• _WHAT YOU WILL DO_
In the text on early plans for Frozen, what was Anna in the earliest drafts?
[SELECTED EXTRACT — start]
Disney’s Original Frozen Plan Didn’t Include Prince Hans
While The Snow Queen includes clear analogs for Anna and Elsa, there is no such character for Prince Hans (Santino Fontana). In fact, the earliest scripts for Frozen did not include him at all. The duplicitous prince was conceived when writers realized the other symbolic Snow Queen characters would not translate to film. His betrayal of Anna, his supposed true love he was supposed to save, was a major breakthrough in the writing process. His falsified charm fooled both Anna and the audience, and the third-act reveal of his true nature made Prince Hans one of Disney’s most twisted villains.
Anna & Elsa’s Relationship In Frozen Was Different
The close sibling bond between Elsa and Anna provided a strong example of female intimacy that had not often been explored in Disney films before, but the two were originally not sisters, and in the earliest drafts, not even true royalty. Elsa was only a self-proclaimed Snow Queen, and Anna was only a common villager, like her Hans Christen Andersen counterpart Gerda. Making Anna and Elsa into related princesses helped Frozen move beyond what would have been a typical good versus evil story. The core push and pull between the sisters became fear versus love, with Elsa’s fear of herself driving her away from Anna’s unfaltering love becoming a much stronger and relatable motive.
Olaf Would Have Been A Mean Character In Frozen’s Original Plan
Olaf the snowman is known for his comedic love of summer, his childlike innocence, and ever-cheerful demeanor. However, he was originally conceived as one of the evil Elsa’s snowman guards, with an attitude befitting an evil minion. He would have had a rude sense of humor, and was even imagined to be voiced by now-controversial comedian Louis C.K. This version of Olaf proved difficult for Buck and Lee to work with, and was changed to better fit what a child’s idea of a living snowman would act like. He became Anna’s sidekick instead of Elsa’s, and when the two princesses became sisters, Olaf stayed as a symbol of the love between them.
[SELECTED EXTRACT — finish]
[MATERIAL PROVIDED — start]
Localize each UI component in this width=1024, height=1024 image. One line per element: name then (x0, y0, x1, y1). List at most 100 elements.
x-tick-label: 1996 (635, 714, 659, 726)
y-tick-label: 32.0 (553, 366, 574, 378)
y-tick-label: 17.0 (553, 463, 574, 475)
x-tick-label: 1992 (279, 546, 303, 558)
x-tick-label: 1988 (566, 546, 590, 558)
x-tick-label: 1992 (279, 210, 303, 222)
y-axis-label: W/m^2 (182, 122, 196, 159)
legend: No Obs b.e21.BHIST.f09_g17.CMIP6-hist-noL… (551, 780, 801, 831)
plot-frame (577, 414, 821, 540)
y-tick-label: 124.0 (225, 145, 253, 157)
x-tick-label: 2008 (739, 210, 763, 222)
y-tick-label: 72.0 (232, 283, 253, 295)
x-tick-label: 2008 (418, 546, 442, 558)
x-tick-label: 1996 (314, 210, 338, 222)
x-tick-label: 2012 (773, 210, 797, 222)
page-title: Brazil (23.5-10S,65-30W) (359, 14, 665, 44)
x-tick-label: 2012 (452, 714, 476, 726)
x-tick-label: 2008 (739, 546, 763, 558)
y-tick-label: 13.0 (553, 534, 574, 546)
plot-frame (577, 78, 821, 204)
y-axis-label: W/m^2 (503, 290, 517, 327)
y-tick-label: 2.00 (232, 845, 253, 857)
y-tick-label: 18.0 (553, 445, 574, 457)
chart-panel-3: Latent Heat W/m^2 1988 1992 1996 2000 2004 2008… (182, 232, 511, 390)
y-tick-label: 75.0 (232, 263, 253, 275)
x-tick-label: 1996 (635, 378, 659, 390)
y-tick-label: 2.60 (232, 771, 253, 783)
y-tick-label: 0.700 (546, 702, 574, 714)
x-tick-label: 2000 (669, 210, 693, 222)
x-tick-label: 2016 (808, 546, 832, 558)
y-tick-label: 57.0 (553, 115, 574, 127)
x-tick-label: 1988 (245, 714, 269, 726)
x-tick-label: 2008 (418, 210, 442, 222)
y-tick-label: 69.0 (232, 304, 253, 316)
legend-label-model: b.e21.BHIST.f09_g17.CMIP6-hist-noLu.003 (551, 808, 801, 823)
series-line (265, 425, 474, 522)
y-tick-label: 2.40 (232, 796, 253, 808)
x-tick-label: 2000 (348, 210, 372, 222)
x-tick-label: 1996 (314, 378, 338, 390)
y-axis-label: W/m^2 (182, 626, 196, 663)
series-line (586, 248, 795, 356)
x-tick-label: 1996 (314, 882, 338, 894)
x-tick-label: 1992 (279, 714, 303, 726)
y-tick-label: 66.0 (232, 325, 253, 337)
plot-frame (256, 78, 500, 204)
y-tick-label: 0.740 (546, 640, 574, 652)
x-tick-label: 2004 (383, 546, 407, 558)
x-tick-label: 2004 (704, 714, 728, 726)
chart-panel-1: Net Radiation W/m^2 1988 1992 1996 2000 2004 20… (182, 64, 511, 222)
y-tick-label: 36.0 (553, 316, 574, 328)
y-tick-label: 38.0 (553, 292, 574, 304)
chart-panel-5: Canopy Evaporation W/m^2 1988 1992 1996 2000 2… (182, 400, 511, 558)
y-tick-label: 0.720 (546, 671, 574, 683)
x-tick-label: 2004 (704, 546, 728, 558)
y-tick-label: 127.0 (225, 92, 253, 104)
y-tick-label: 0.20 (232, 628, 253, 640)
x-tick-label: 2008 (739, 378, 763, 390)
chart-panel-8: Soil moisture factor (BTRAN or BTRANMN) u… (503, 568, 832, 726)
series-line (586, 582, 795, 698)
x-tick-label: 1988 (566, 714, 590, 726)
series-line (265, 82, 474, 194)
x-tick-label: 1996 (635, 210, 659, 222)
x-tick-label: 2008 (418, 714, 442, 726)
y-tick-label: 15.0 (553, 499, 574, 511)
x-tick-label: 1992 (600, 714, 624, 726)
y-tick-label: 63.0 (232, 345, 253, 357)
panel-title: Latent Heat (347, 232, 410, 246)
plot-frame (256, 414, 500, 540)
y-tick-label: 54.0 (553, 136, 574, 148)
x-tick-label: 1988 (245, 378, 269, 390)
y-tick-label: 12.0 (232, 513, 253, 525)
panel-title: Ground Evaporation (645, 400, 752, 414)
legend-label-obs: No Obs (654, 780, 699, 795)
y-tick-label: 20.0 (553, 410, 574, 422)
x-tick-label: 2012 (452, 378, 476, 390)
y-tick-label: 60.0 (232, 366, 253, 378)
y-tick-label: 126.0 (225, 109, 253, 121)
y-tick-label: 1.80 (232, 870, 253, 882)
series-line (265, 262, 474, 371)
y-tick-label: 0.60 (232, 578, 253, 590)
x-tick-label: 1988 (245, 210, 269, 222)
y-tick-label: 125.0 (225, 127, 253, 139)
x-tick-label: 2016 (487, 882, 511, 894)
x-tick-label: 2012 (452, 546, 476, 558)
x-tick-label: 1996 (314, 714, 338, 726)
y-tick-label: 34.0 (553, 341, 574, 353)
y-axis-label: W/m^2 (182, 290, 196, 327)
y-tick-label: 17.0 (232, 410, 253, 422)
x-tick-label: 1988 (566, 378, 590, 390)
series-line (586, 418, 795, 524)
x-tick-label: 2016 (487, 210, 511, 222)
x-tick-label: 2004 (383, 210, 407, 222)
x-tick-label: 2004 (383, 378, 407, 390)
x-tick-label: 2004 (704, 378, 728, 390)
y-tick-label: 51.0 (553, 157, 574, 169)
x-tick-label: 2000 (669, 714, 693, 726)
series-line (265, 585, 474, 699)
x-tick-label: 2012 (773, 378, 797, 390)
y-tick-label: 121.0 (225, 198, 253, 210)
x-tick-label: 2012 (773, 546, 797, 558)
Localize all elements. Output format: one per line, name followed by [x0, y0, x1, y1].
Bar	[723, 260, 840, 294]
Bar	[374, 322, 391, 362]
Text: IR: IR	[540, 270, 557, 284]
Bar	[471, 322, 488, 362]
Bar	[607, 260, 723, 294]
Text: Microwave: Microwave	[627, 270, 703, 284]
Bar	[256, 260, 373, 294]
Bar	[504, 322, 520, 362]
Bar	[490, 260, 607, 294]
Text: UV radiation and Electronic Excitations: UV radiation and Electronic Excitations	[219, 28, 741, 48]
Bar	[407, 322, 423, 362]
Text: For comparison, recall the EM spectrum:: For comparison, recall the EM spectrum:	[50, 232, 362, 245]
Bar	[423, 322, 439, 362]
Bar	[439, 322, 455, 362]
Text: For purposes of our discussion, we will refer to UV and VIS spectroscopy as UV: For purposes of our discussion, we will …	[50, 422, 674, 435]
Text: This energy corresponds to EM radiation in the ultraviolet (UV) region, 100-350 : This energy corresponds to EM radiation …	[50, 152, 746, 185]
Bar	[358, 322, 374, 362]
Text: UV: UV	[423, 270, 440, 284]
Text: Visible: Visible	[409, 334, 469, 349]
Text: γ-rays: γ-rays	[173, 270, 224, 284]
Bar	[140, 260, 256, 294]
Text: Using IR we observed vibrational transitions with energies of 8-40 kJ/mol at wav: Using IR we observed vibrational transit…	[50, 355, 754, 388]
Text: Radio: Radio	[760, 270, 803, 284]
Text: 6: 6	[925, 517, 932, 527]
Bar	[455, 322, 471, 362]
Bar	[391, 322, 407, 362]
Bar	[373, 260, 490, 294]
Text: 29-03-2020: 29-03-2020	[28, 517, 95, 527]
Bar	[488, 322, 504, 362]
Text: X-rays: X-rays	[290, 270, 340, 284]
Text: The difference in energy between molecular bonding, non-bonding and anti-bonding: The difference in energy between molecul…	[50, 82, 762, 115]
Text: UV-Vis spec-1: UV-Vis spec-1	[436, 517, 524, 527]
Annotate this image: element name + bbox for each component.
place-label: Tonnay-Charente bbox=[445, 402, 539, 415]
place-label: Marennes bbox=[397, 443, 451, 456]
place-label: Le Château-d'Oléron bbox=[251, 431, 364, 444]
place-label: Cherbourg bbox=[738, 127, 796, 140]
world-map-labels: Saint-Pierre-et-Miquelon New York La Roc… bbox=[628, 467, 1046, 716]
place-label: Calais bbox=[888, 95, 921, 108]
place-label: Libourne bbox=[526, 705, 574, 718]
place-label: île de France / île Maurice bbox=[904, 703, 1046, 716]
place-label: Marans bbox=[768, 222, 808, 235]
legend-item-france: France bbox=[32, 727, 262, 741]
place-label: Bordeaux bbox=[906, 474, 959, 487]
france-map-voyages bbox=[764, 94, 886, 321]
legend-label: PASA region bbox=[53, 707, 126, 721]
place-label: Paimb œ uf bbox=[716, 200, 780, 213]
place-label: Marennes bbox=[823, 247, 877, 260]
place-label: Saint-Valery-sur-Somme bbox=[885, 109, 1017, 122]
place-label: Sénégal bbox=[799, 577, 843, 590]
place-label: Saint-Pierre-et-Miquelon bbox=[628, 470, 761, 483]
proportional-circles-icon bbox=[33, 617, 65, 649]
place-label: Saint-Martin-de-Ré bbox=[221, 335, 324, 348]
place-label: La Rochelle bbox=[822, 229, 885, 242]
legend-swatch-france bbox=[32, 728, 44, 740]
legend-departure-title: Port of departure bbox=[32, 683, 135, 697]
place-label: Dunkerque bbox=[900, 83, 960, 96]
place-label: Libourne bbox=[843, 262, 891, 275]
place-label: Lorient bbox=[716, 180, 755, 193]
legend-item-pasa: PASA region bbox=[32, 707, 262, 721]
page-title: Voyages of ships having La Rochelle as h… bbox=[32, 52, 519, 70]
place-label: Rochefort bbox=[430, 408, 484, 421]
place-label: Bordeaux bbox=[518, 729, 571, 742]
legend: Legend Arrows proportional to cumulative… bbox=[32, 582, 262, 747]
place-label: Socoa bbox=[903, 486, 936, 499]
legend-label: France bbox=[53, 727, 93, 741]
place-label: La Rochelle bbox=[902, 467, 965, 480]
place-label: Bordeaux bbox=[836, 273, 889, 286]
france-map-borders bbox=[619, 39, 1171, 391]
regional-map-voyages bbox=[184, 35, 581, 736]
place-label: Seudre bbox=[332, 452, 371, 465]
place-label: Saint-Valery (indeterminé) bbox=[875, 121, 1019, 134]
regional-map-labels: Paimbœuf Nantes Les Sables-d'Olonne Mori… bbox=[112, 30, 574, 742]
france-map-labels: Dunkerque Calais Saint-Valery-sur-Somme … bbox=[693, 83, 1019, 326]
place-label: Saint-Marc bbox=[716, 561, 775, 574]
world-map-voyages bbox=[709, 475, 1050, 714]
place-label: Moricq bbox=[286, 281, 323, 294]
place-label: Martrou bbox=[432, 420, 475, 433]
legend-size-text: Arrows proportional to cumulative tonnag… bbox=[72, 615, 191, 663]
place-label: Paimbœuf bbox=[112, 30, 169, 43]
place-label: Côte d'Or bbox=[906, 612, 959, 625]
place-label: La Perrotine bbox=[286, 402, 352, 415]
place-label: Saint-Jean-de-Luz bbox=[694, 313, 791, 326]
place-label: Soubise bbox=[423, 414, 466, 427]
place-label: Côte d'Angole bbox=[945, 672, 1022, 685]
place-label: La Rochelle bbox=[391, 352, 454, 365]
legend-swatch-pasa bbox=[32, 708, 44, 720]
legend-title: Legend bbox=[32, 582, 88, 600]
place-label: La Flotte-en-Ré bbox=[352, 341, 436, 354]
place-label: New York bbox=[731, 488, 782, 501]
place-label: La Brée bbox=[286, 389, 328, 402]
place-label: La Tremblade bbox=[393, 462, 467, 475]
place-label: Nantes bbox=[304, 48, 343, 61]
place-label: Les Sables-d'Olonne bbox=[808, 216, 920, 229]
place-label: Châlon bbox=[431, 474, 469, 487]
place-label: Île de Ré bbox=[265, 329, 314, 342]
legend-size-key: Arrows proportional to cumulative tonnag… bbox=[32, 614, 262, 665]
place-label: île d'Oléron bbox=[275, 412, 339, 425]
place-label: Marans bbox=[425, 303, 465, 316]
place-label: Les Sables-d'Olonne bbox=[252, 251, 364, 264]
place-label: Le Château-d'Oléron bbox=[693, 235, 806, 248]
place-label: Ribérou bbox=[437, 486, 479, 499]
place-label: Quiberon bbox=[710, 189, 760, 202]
[MATERIAL PROVIDED — finish]
• _YOUR RESPONSE_
A common villager.